> _Extracted data entries_

• • • • • • •

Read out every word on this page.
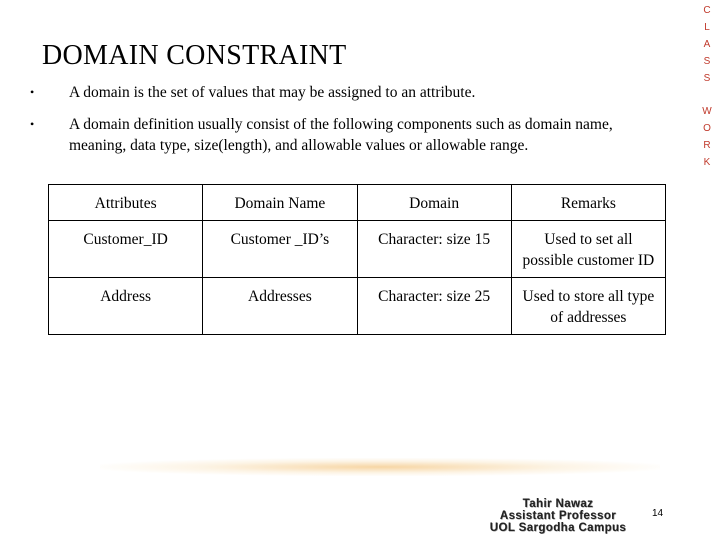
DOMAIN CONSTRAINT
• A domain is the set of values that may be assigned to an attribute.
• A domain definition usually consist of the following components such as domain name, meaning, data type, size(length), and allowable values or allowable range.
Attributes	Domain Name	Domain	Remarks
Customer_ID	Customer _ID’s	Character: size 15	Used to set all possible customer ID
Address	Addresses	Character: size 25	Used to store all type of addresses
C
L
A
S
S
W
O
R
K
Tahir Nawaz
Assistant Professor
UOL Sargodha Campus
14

• • • • • • •

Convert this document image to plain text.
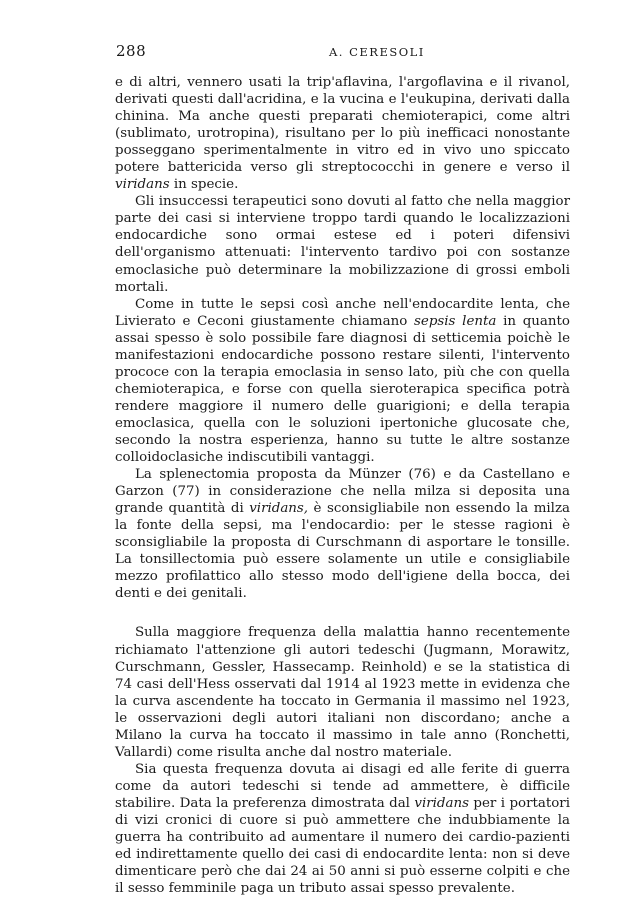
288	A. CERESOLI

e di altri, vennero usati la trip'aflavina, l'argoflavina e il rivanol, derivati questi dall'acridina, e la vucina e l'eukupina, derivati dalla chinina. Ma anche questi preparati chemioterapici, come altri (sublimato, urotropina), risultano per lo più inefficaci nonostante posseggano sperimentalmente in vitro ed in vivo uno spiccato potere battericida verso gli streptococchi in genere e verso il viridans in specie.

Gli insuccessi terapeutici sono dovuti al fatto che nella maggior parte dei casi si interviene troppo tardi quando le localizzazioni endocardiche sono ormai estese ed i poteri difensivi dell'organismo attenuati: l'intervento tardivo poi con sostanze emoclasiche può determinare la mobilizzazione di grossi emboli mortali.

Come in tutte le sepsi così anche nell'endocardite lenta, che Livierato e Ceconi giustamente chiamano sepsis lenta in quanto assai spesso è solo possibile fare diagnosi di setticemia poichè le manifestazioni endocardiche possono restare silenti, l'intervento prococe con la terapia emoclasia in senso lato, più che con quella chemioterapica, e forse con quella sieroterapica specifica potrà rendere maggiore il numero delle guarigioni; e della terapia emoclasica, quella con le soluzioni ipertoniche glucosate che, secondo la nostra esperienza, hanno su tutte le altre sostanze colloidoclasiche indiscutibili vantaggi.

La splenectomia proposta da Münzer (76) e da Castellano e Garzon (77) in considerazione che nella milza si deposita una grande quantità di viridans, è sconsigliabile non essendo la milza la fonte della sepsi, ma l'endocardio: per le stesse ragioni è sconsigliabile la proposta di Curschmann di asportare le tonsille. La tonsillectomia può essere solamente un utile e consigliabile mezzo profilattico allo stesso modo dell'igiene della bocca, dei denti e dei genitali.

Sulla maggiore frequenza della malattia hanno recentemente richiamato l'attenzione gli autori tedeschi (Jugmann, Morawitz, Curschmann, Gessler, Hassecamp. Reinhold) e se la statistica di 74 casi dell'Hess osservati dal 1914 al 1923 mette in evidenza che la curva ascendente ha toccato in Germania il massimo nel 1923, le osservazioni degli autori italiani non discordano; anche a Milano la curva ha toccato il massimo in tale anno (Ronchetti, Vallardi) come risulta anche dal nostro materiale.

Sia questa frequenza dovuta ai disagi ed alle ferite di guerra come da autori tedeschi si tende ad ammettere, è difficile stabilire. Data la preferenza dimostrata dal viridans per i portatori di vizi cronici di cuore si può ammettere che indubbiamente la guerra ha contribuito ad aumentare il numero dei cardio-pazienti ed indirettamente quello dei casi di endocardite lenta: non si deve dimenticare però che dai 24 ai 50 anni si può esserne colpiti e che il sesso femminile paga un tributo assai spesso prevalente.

• • • • • • •

> _Set problem_
Find every line that holds "sepsi" and copy it.

> _Response to this exercise_
Come in tutte le sepsi così anche nell'endocardite lenta, che Livierato e Ceconi giustamente chiamano sepsis lenta in quanto assai spesso è solo possibile fare diagnosi di setticemia poichè le manifestazioni endocardiche possono restare silenti, l'intervento prococe con la terapia emoclasia in senso lato, più che con quella chemioterapica, e forse con quella sieroterapica specifica potrà rendere maggiore il numero delle guarigioni; e della terapia emoclasica, quella con le soluzioni ipertoniche glucosate che, secondo la nostra esperienza, hanno su tutte le altre sostanze colloidoclasiche indiscutibili vantaggi.
La splenectomia proposta da Münzer (76) e da Castellano e Garzon (77) in considerazione che nella milza si deposita una grande quantità di viridans, è sconsigliabile non essendo la milza la fonte della sepsi, ma l'endocardio: per le stesse ragioni è sconsigliabile la proposta di Curschmann di asportare le tonsille. La tonsillectomia può essere solamente un utile e consigliabile mezzo profilattico allo stesso modo dell'igiene della bocca, dei denti e dei genitali.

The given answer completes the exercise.